====== Items

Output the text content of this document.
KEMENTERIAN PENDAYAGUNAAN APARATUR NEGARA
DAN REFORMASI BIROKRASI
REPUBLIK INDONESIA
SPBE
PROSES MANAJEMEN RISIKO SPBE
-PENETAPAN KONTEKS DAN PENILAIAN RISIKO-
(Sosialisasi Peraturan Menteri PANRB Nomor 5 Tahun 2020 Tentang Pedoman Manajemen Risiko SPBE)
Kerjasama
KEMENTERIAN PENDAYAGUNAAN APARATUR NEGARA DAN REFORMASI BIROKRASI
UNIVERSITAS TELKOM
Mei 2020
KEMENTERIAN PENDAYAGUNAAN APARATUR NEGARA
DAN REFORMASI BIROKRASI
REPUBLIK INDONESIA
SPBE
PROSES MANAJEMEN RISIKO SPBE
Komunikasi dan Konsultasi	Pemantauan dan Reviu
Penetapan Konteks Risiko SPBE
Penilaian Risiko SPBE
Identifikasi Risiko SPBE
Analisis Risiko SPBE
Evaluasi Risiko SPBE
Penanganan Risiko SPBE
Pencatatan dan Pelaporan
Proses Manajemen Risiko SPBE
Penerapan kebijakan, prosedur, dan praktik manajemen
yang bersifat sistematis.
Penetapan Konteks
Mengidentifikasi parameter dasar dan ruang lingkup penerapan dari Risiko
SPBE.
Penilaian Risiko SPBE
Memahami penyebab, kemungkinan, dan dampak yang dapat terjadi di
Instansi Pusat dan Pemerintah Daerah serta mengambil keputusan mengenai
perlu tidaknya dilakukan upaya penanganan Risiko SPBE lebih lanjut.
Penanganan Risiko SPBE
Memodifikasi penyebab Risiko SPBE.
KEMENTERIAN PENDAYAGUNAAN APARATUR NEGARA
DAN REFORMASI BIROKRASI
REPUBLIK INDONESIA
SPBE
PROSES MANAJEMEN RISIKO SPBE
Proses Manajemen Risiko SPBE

============

• **Problem to work on**
Every entry must be retyped in full, exactly as given.

• **Written response**
Output the text content of this document.
KEMENTERIAN PENDAYAGUNAAN APARATUR NEGARA
DAN REFORMASI BIROKRASI
REPUBLIK INDONESIA
SPBE
PROSES MANAJEMEN RISIKO SPBE
-PENETAPAN KONTEKS DAN PENILAIAN RISIKO-
(Sosialisasi Peraturan Menteri PANRB Nomor 5 Tahun 2020 Tentang Pedoman Manajemen Risiko SPBE)
Kerjasama
KEMENTERIAN PENDAYAGUNAAN APARATUR NEGARA DAN REFORMASI BIROKRASI
UNIVERSITAS TELKOM
Mei 2020
KEMENTERIAN PENDAYAGUNAAN APARATUR NEGARA
DAN REFORMASI BIROKRASI
REPUBLIK INDONESIA
SPBE
PROSES MANAJEMEN RISIKO SPBE
Komunikasi dan Konsultasi	Pemantauan dan Reviu
Penetapan Konteks Risiko SPBE
Penilaian Risiko SPBE
Identifikasi Risiko SPBE
Analisis Risiko SPBE
Evaluasi Risiko SPBE
Penanganan Risiko SPBE
Pencatatan dan Pelaporan
Proses Manajemen Risiko SPBE
Penerapan kebijakan, prosedur, dan praktik manajemen
yang bersifat sistematis.
Penetapan Konteks
Mengidentifikasi parameter dasar dan ruang lingkup penerapan dari Risiko
SPBE.
Penilaian Risiko SPBE
Memahami penyebab, kemungkinan, dan dampak yang dapat terjadi di
Instansi Pusat dan Pemerintah Daerah serta mengambil keputusan mengenai
perlu tidaknya dilakukan upaya penanganan Risiko SPBE lebih lanjut.
Penanganan Risiko SPBE
Memodifikasi penyebab Risiko SPBE.
KEMENTERIAN PENDAYAGUNAAN APARATUR NEGARA
DAN REFORMASI BIROKRASI
REPUBLIK INDONESIA
SPBE
PROSES MANAJEMEN RISIKO SPBE
Proses Manajemen Risiko SPBE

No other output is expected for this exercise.